▸ INSTRUCTION: The listing below must be repeated word for word, with its images excluded.

▸ EXCERPTED RECORDS:
════════════════════

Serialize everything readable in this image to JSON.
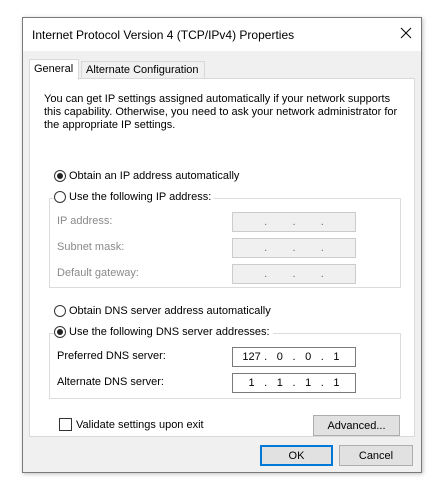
{
  "window": {
    "title": "Internet Protocol Version 4 (TCP/IPv4) Properties",
    "close_icon": "close-icon"
  },
  "tabs": [
    {
      "label": "General",
      "active": true
    },
    {
      "label": "Alternate Configuration",
      "active": false
    }
  ],
  "intro_text": "You can get IP settings assigned automatically if your network supports this capability. Otherwise, you need to ask your network administrator for the appropriate IP settings.",
  "ip": {
    "auto_label": "Obtain an IP address automatically",
    "auto_selected": true,
    "manual_label": "Use the following IP address:",
    "fields": [
      {
        "label": "IP address:",
        "value": [
          "",
          "",
          "",
          ""
        ]
      },
      {
        "label": "Subnet mask:",
        "value": [
          "",
          "",
          "",
          ""
        ]
      },
      {
        "label": "Default gateway:",
        "value": [
          "",
          "",
          "",
          ""
        ]
      }
    ]
  },
  "dns": {
    "auto_label": "Obtain DNS server address automatically",
    "manual_label": "Use the following DNS server addresses:",
    "manual_selected": true,
    "preferred_label": "Preferred DNS server:",
    "preferred_value": [
      "127",
      "0",
      "0",
      "1"
    ],
    "alternate_label": "Alternate DNS server:",
    "alternate_value": [
      "1",
      "1",
      "1",
      "1"
    ]
  },
  "validate_label": "Validate settings upon exit",
  "validate_checked": false,
  "advanced_label": "Advanced...",
  "ok_label": "OK",
  "cancel_label": "Cancel"
}
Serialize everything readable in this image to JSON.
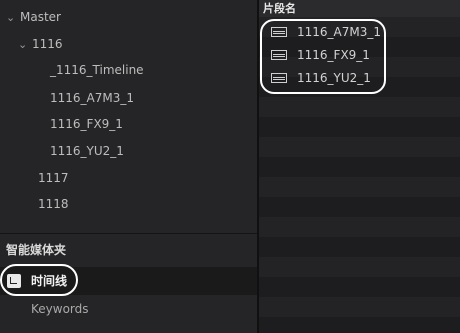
{
  "bin_tree": {
    "master": "Master",
    "bin_1116": "1116",
    "children": [
      "_1116_Timeline",
      "1116_A7M3_1",
      "1116_FX9_1",
      "1116_YU2_1"
    ],
    "bin_1117": "1117",
    "bin_1118": "1118"
  },
  "smart_bins": {
    "header": "智能媒体夹",
    "timeline_label": "时间线",
    "keywords_label": "Keywords"
  },
  "clip_list": {
    "column_header": "片段名",
    "clips": [
      "1116_A7M3_1",
      "1116_FX9_1",
      "1116_YU2_1"
    ]
  },
  "icons": {
    "collapse": "chevron-down-icon",
    "clip": "clip-icon",
    "timeline": "timeline-icon"
  },
  "colors": {
    "highlight": "#ffffff",
    "panel_bg": "#252527"
  }
}
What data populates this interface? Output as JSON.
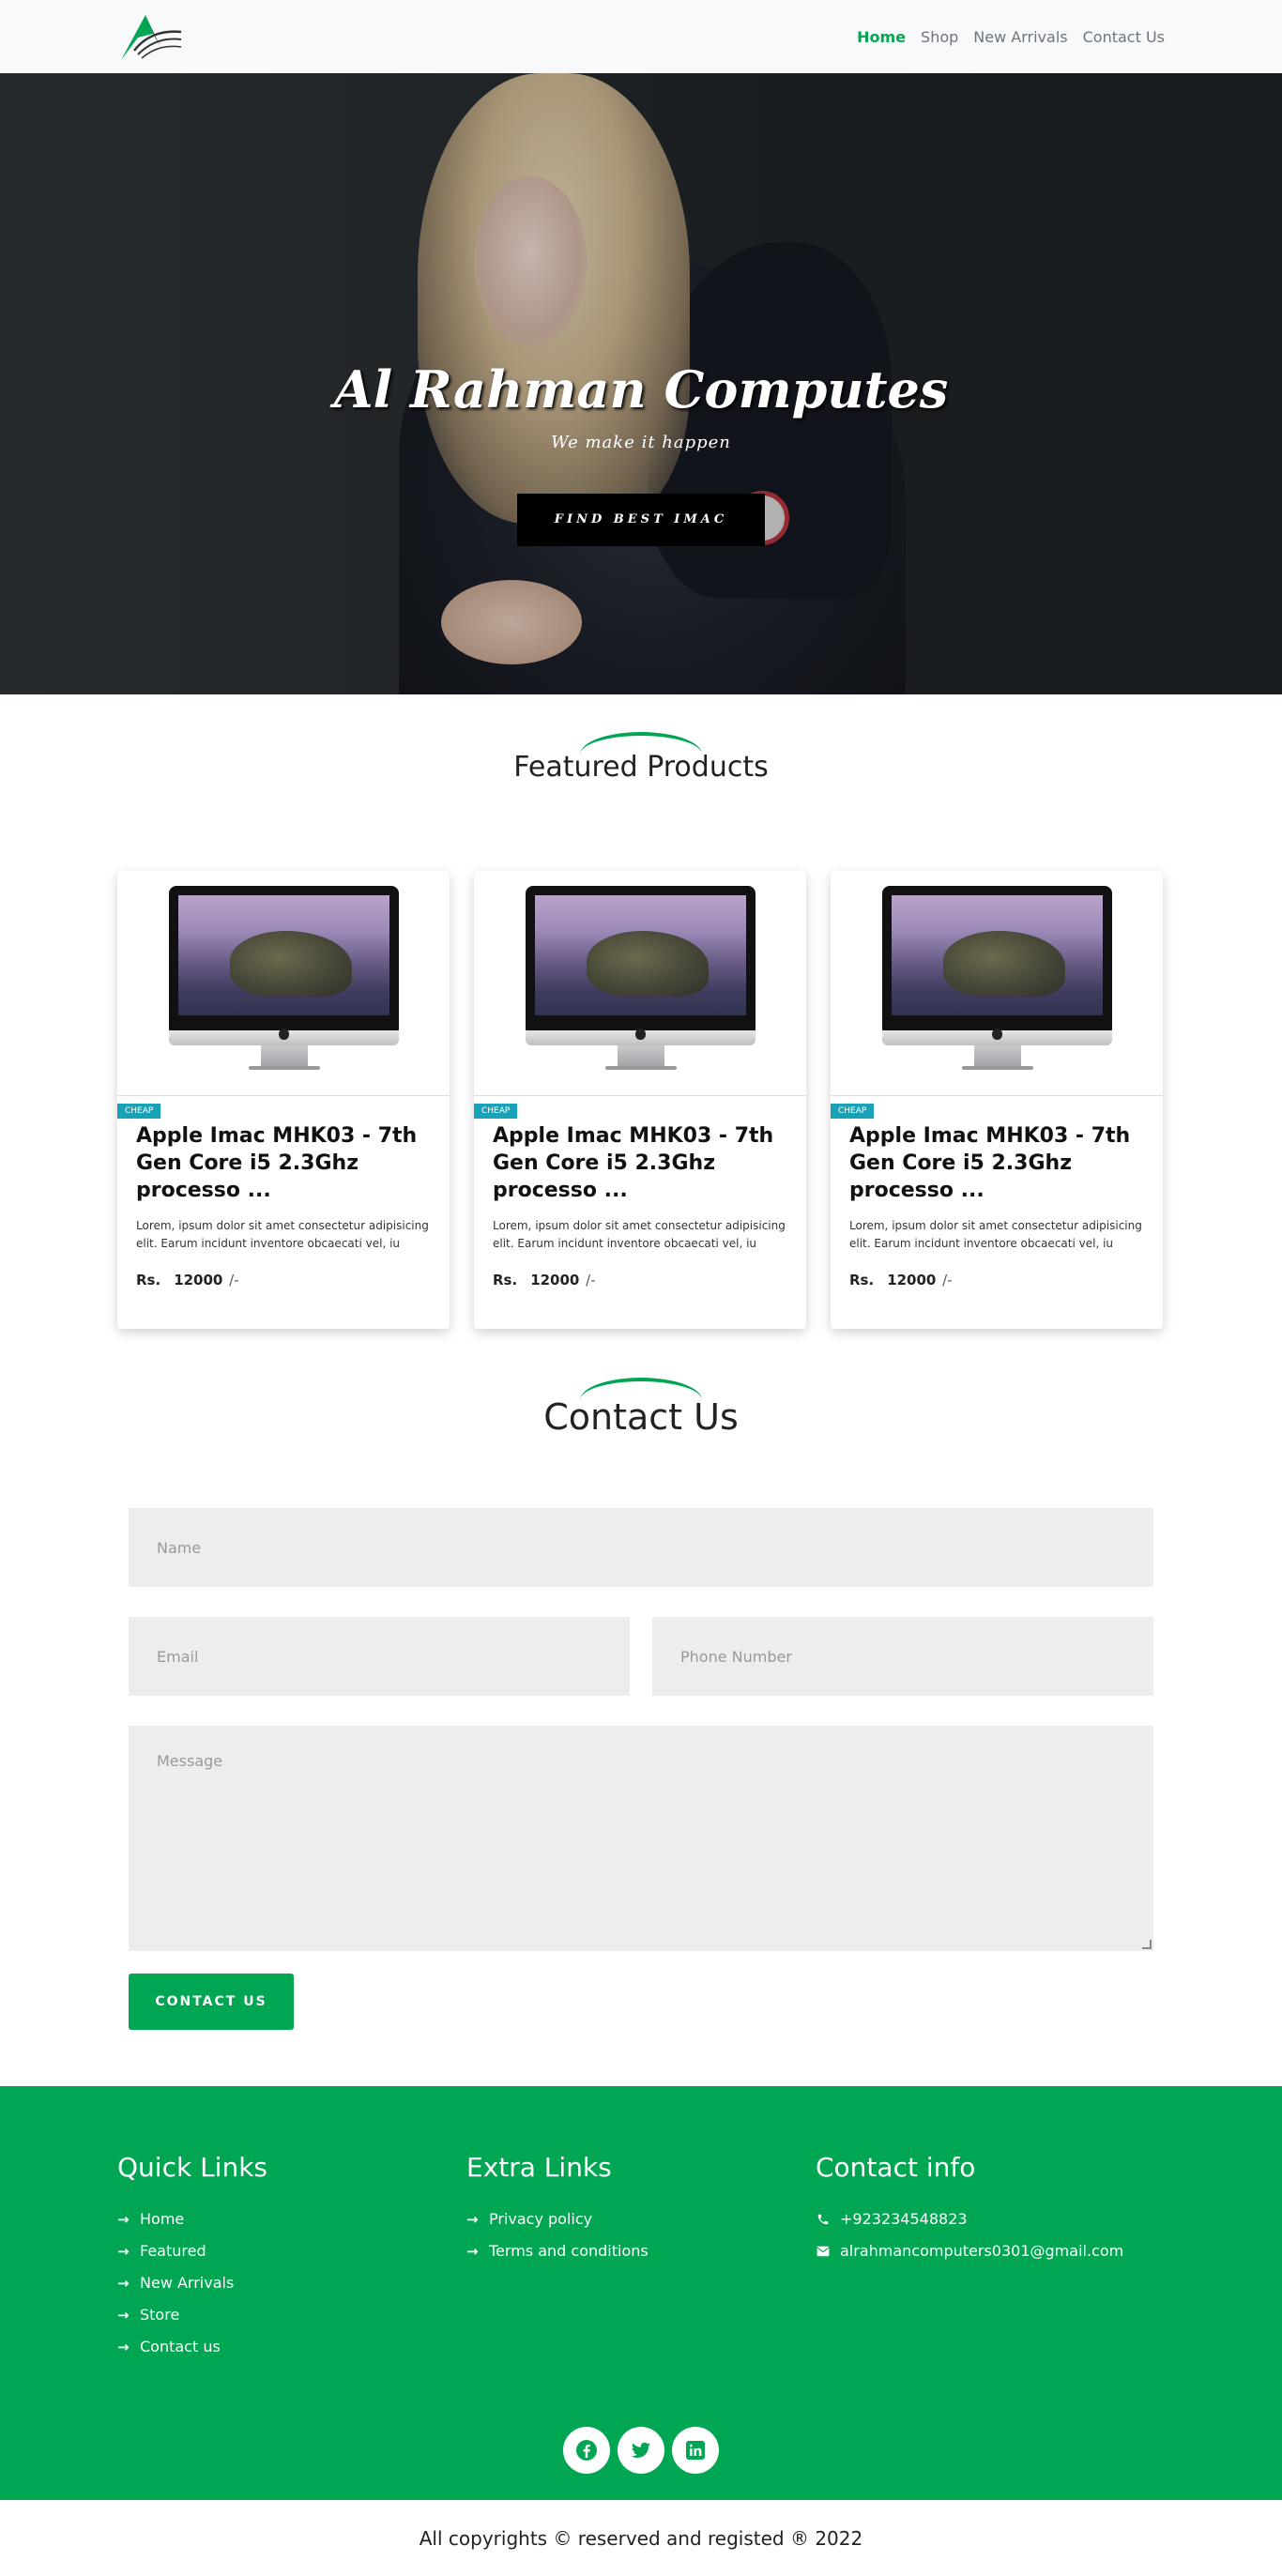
{
  "nav": {
    "links": [
      "Home",
      "Shop",
      "New Arrivals",
      "Contact Us"
    ],
    "active_index": 0,
    "logo_icon": "brand-logo-a-icon"
  },
  "hero": {
    "title": "Al Rahman Computes",
    "subtitle": "We make it happen",
    "button_label": "FIND BEST IMAC"
  },
  "featured": {
    "heading": "Featured Products",
    "products": [
      {
        "badge": "CHEAP",
        "title": "Apple Imac MHK03 - 7th Gen Core i5 2.3Ghz processo ...",
        "description": "Lorem, ipsum dolor sit amet consectetur adipisicing elit. Earum incidunt inventore obcaecati vel, iu",
        "price_label": "Rs.",
        "price": "12000",
        "price_suffix": "/-"
      },
      {
        "badge": "CHEAP",
        "title": "Apple Imac MHK03 - 7th Gen Core i5 2.3Ghz processo ...",
        "description": "Lorem, ipsum dolor sit amet consectetur adipisicing elit. Earum incidunt inventore obcaecati vel, iu",
        "price_label": "Rs.",
        "price": "12000",
        "price_suffix": "/-"
      },
      {
        "badge": "CHEAP",
        "title": "Apple Imac MHK03 - 7th Gen Core i5 2.3Ghz processo ...",
        "description": "Lorem, ipsum dolor sit amet consectetur adipisicing elit. Earum incidunt inventore obcaecati vel, iu",
        "price_label": "Rs.",
        "price": "12000",
        "price_suffix": "/-"
      }
    ]
  },
  "contact": {
    "heading": "Contact Us",
    "name_placeholder": "Name",
    "email_placeholder": "Email",
    "phone_placeholder": "Phone Number",
    "message_placeholder": "Message",
    "submit_label": "CONTACT US"
  },
  "footer": {
    "quick_links": {
      "heading": "Quick Links",
      "items": [
        "Home",
        "Featured",
        "New Arrivals",
        "Store",
        "Contact us"
      ]
    },
    "extra_links": {
      "heading": "Extra Links",
      "items": [
        "Privacy policy",
        "Terms and conditions"
      ]
    },
    "contact_info": {
      "heading": "Contact info",
      "phone": "+923234548823",
      "email": "alrahmancomputers0301@gmail.com"
    },
    "socials": [
      "facebook-icon",
      "twitter-icon",
      "linkedin-icon"
    ],
    "copyright": "All copyrights © reserved and registed ® 2022"
  },
  "colors": {
    "brand_green": "#00a651",
    "badge_blue": "#17a2b8",
    "nav_bg": "#f8f9fa",
    "field_bg": "#ededed"
  }
}
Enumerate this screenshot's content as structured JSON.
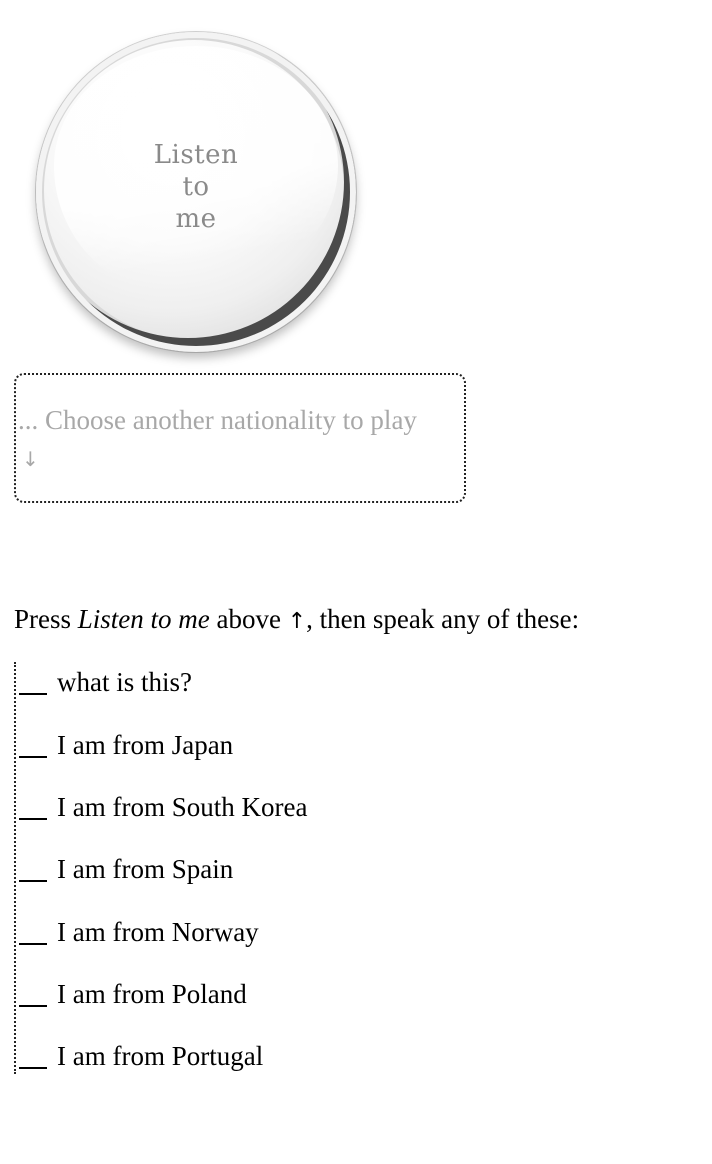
{
  "listen_button": {
    "line1": "Listen",
    "line2": "to",
    "line3": "me"
  },
  "nationality_selector": {
    "text": "... Choose another nationality to play",
    "arrow": "↓"
  },
  "instructions": {
    "prefix": "Press ",
    "emphasis": "Listen to me",
    "middle": " above ",
    "arrow": "↑",
    "suffix": ", then speak any of these:"
  },
  "phrases": [
    "what is this?",
    "I am from Japan",
    "I am from South Korea",
    "I am from Spain",
    "I am from Norway",
    "I am from Poland",
    "I am from Portugal"
  ]
}
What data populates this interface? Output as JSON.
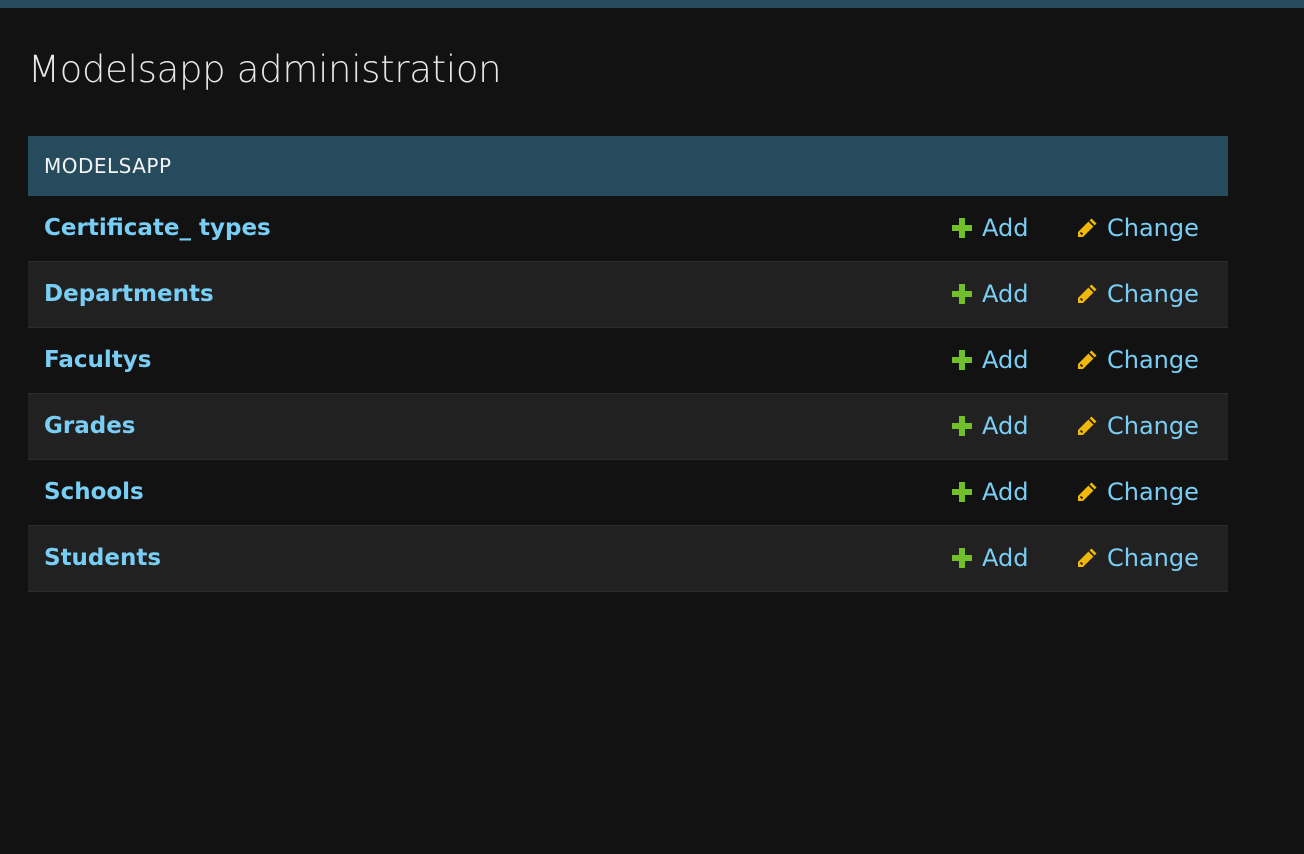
{
  "page": {
    "title": "Modelsapp administration"
  },
  "module": {
    "caption": "MODELSAPP",
    "add_label": "Add",
    "change_label": "Change",
    "models": [
      {
        "name": "Certificate_ types"
      },
      {
        "name": "Departments"
      },
      {
        "name": "Facultys"
      },
      {
        "name": "Grades"
      },
      {
        "name": "Schools"
      },
      {
        "name": "Students"
      }
    ]
  },
  "colors": {
    "header_bar": "#264b5d",
    "background": "#121212",
    "link": "#79cef5",
    "add_icon": "#70bf2b",
    "change_icon": "#efb80b"
  },
  "icons": {
    "add": "plus-icon",
    "change": "pencil-icon"
  }
}
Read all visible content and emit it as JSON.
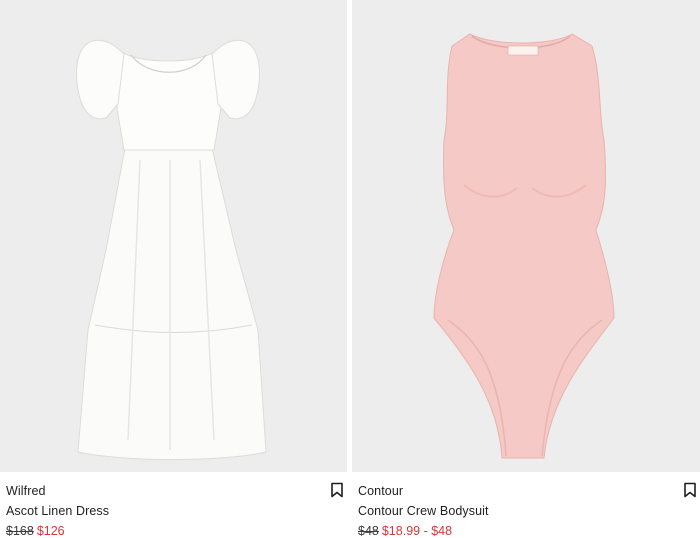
{
  "products": [
    {
      "brand": "Wilfred",
      "name": "Ascot Linen Dress",
      "original_price": "$168",
      "sale_price": "$126",
      "image": "white-linen-dress",
      "icon": "bookmark-icon"
    },
    {
      "brand": "Contour",
      "name": "Contour Crew Bodysuit",
      "original_price": "$48",
      "sale_price": "$18.99 - $48",
      "image": "pink-bodysuit",
      "icon": "bookmark-icon"
    }
  ],
  "colors": {
    "image_background": "#ededed",
    "sale_price": "#d4383a",
    "dress": "#fbfbfa",
    "bodysuit": "#f5c9c5"
  }
}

════════════════════

▸ COMPLETE ANSWER:
Serialize everything readable in this image to JSON.
{
  "window": {
    "title": "Internet Protocol Version 4 (TCP/IPv4) Properties",
    "close_icon": "close-icon"
  },
  "tabs": [
    {
      "label": "General",
      "active": true
    },
    {
      "label": "Alternate Configuration",
      "active": false
    }
  ],
  "intro_text": "You can get IP settings assigned automatically if your network supports this capability. Otherwise, you need to ask your network administrator for the appropriate IP settings.",
  "ip": {
    "auto_label": "Obtain an IP address automatically",
    "auto_selected": true,
    "manual_label": "Use the following IP address:",
    "fields": [
      {
        "label": "IP address:",
        "value": [
          "",
          "",
          "",
          ""
        ]
      },
      {
        "label": "Subnet mask:",
        "value": [
          "",
          "",
          "",
          ""
        ]
      },
      {
        "label": "Default gateway:",
        "value": [
          "",
          "",
          "",
          ""
        ]
      }
    ]
  },
  "dns": {
    "auto_label": "Obtain DNS server address automatically",
    "manual_label": "Use the following DNS server addresses:",
    "manual_selected": true,
    "preferred_label": "Preferred DNS server:",
    "preferred_value": [
      "127",
      "0",
      "0",
      "1"
    ],
    "alternate_label": "Alternate DNS server:",
    "alternate_value": [
      "1",
      "1",
      "1",
      "1"
    ]
  },
  "validate_label": "Validate settings upon exit",
  "validate_checked": false,
  "advanced_label": "Advanced...",
  "ok_label": "OK",
  "cancel_label": "Cancel"
}
Serialize everything readable in this image to JSON.
{
  "bin_tree": {
    "master": "Master",
    "bin_1116": "1116",
    "children": [
      "_1116_Timeline",
      "1116_A7M3_1",
      "1116_FX9_1",
      "1116_YU2_1"
    ],
    "bin_1117": "1117",
    "bin_1118": "1118"
  },
  "smart_bins": {
    "header": "智能媒体夹",
    "timeline_label": "时间线",
    "keywords_label": "Keywords"
  },
  "clip_list": {
    "column_header": "片段名",
    "clips": [
      "1116_A7M3_1",
      "1116_FX9_1",
      "1116_YU2_1"
    ]
  },
  "icons": {
    "collapse": "chevron-down-icon",
    "clip": "clip-icon",
    "timeline": "timeline-icon"
  },
  "colors": {
    "highlight": "#ffffff",
    "panel_bg": "#252527"
  }
}
What data populates this interface? Output as JSON.
{
  "nav": {
    "links": [
      "Home",
      "Shop",
      "New Arrivals",
      "Contact Us"
    ],
    "active_index": 0,
    "logo_icon": "brand-logo-a-icon"
  },
  "hero": {
    "title": "Al Rahman Computes",
    "subtitle": "We make it happen",
    "button_label": "FIND BEST IMAC"
  },
  "featured": {
    "heading": "Featured Products",
    "products": [
      {
        "badge": "CHEAP",
        "title": "Apple Imac MHK03 - 7th Gen Core i5 2.3Ghz processo ...",
        "description": "Lorem, ipsum dolor sit amet consectetur adipisicing elit. Earum incidunt inventore obcaecati vel, iu",
        "price_label": "Rs.",
        "price": "12000",
        "price_suffix": "/-"
      },
      {
        "badge": "CHEAP",
        "title": "Apple Imac MHK03 - 7th Gen Core i5 2.3Ghz processo ...",
        "description": "Lorem, ipsum dolor sit amet consectetur adipisicing elit. Earum incidunt inventore obcaecati vel, iu",
        "price_label": "Rs.",
        "price": "12000",
        "price_suffix": "/-"
      },
      {
        "badge": "CHEAP",
        "title": "Apple Imac MHK03 - 7th Gen Core i5 2.3Ghz processo ...",
        "description": "Lorem, ipsum dolor sit amet consectetur adipisicing elit. Earum incidunt inventore obcaecati vel, iu",
        "price_label": "Rs.",
        "price": "12000",
        "price_suffix": "/-"
      }
    ]
  },
  "contact": {
    "heading": "Contact Us",
    "name_placeholder": "Name",
    "email_placeholder": "Email",
    "phone_placeholder": "Phone Number",
    "message_placeholder": "Message",
    "submit_label": "CONTACT US"
  },
  "footer": {
    "quick_links": {
      "heading": "Quick Links",
      "items": [
        "Home",
        "Featured",
        "New Arrivals",
        "Store",
        "Contact us"
      ]
    },
    "extra_links": {
      "heading": "Extra Links",
      "items": [
        "Privacy policy",
        "Terms and conditions"
      ]
    },
    "contact_info": {
      "heading": "Contact info",
      "phone": "+923234548823",
      "email": "alrahmancomputers0301@gmail.com"
    },
    "socials": [
      "facebook-icon",
      "twitter-icon",
      "linkedin-icon"
    ],
    "copyright": "All copyrights © reserved and registed ® 2022"
  },
  "colors": {
    "brand_green": "#00a651",
    "badge_blue": "#17a2b8",
    "nav_bg": "#f8f9fa",
    "field_bg": "#ededed"
  }
}
Enumerate this screenshot's content as structured JSON.
{
  "listen_button": {
    "line1": "Listen",
    "line2": "to",
    "line3": "me"
  },
  "nationality_selector": {
    "text": "... Choose another nationality to play",
    "arrow": "↓"
  },
  "instructions": {
    "prefix": "Press ",
    "emphasis": "Listen to me",
    "middle": " above ",
    "arrow": "↑",
    "suffix": ", then speak any of these:"
  },
  "phrases": [
    "what is this?",
    "I am from Japan",
    "I am from South Korea",
    "I am from Spain",
    "I am from Norway",
    "I am from Poland",
    "I am from Portugal"
  ]
}
What data populates this interface? Output as JSON.
{
  "page": {
    "title": "Modelsapp administration"
  },
  "module": {
    "caption": "MODELSAPP",
    "add_label": "Add",
    "change_label": "Change",
    "models": [
      {
        "name": "Certificate_ types"
      },
      {
        "name": "Departments"
      },
      {
        "name": "Facultys"
      },
      {
        "name": "Grades"
      },
      {
        "name": "Schools"
      },
      {
        "name": "Students"
      }
    ]
  },
  "colors": {
    "header_bar": "#264b5d",
    "background": "#121212",
    "link": "#79cef5",
    "add_icon": "#70bf2b",
    "change_icon": "#efb80b"
  },
  "icons": {
    "add": "plus-icon",
    "change": "pencil-icon"
  }
}
Read all visible content and emit it as JSON.
{
  "products": [
    {
      "brand": "Wilfred",
      "name": "Ascot Linen Dress",
      "original_price": "$168",
      "sale_price": "$126",
      "image": "white-linen-dress",
      "icon": "bookmark-icon"
    },
    {
      "brand": "Contour",
      "name": "Contour Crew Bodysuit",
      "original_price": "$48",
      "sale_price": "$18.99 - $48",
      "image": "pink-bodysuit",
      "icon": "bookmark-icon"
    }
  ],
  "colors": {
    "image_background": "#ededed",
    "sale_price": "#d4383a",
    "dress": "#fbfbfa",
    "bodysuit": "#f5c9c5"
  }
}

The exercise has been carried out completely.